Return the records in full, exactly as given.
┌─ PROVIDED RECORDS
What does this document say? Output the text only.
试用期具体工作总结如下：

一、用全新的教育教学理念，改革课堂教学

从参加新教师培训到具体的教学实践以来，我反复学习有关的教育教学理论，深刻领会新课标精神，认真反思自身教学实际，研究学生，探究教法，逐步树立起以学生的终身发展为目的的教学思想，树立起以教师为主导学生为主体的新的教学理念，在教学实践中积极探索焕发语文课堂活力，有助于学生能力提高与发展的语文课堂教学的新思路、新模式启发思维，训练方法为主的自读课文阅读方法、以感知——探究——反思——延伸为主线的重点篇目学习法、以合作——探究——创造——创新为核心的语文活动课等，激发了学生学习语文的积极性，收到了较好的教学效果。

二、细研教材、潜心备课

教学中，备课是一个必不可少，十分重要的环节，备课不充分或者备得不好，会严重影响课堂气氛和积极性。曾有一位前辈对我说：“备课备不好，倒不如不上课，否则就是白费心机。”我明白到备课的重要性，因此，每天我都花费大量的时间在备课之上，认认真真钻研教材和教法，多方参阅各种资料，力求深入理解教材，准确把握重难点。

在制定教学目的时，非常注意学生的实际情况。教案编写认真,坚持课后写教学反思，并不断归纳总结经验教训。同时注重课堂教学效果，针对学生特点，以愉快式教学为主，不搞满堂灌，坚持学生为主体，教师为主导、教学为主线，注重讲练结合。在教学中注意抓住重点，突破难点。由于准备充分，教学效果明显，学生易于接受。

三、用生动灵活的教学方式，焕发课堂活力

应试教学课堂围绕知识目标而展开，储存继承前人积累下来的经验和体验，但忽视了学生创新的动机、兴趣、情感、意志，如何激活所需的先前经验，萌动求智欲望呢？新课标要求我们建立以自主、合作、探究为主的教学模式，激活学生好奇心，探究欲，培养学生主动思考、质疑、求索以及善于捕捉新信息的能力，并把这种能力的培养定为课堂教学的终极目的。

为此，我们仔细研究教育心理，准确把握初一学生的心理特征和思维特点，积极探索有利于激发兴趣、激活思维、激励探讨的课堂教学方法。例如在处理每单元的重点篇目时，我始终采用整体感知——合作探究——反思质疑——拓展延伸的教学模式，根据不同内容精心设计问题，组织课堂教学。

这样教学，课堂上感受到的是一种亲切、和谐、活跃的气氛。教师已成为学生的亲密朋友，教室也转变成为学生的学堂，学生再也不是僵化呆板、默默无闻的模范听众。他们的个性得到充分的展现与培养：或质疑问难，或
└─
## SOLUTION FOR THIS TASK
What does this document say? Output the text only.
试用期具体工作总结如下：

一、用全新的教育教学理念，改革课堂教学

从参加新教师培训到具体的教学实践以来，我反复学习有关的教育教学理论，深刻领会新课标精神，认真反思自身教学实际，研究学生，探究教法，逐步树立起以学生的终身发展为目的的教学思想，树立起以教师为主导学生为主体的新的教学理念，在教学实践中积极探索焕发语文课堂活力，有助于学生能力提高与发展的语文课堂教学的新思路、新模式启发思维，训练方法为主的自读课文阅读方法、以感知——探究——反思——延伸为主线的重点篇目学习法、以合作——探究——创造——创新为核心的语文活动课等，激发了学生学习语文的积极性，收到了较好的教学效果。

二、细研教材、潜心备课

教学中，备课是一个必不可少，十分重要的环节，备课不充分或者备得不好，会严重影响课堂气氛和积极性。曾有一位前辈对我说：“备课备不好，倒不如不上课，否则就是白费心机。”我明白到备课的重要性，因此，每天我都花费大量的时间在备课之上，认认真真钻研教材和教法，多方参阅各种资料，力求深入理解教材，准确把握重难点。

在制定教学目的时，非常注意学生的实际情况。教案编写认真,坚持课后写教学反思，并不断归纳总结经验教训。同时注重课堂教学效果，针对学生特点，以愉快式教学为主，不搞满堂灌，坚持学生为主体，教师为主导、教学为主线，注重讲练结合。在教学中注意抓住重点，突破难点。由于准备充分，教学效果明显，学生易于接受。

三、用生动灵活的教学方式，焕发课堂活力

应试教学课堂围绕知识目标而展开，储存继承前人积累下来的经验和体验，但忽视了学生创新的动机、兴趣、情感、意志，如何激活所需的先前经验，萌动求智欲望呢？新课标要求我们建立以自主、合作、探究为主的教学模式，激活学生好奇心，探究欲，培养学生主动思考、质疑、求索以及善于捕捉新信息的能力，并把这种能力的培养定为课堂教学的终极目的。

为此，我们仔细研究教育心理，准确把握初一学生的心理特征和思维特点，积极探索有利于激发兴趣、激活思维、激励探讨的课堂教学方法。例如在处理每单元的重点篇目时，我始终采用整体感知——合作探究——反思质疑——拓展延伸的教学模式，根据不同内容精心设计问题，组织课堂教学。

这样教学，课堂上感受到的是一种亲切、和谐、活跃的气氛。教师已成为学生的亲密朋友，教室也转变成为学生的学堂，学生再也不是僵化呆板、默默无闻的模范听众。他们的个性得到充分的展现与培养：或质疑问难，或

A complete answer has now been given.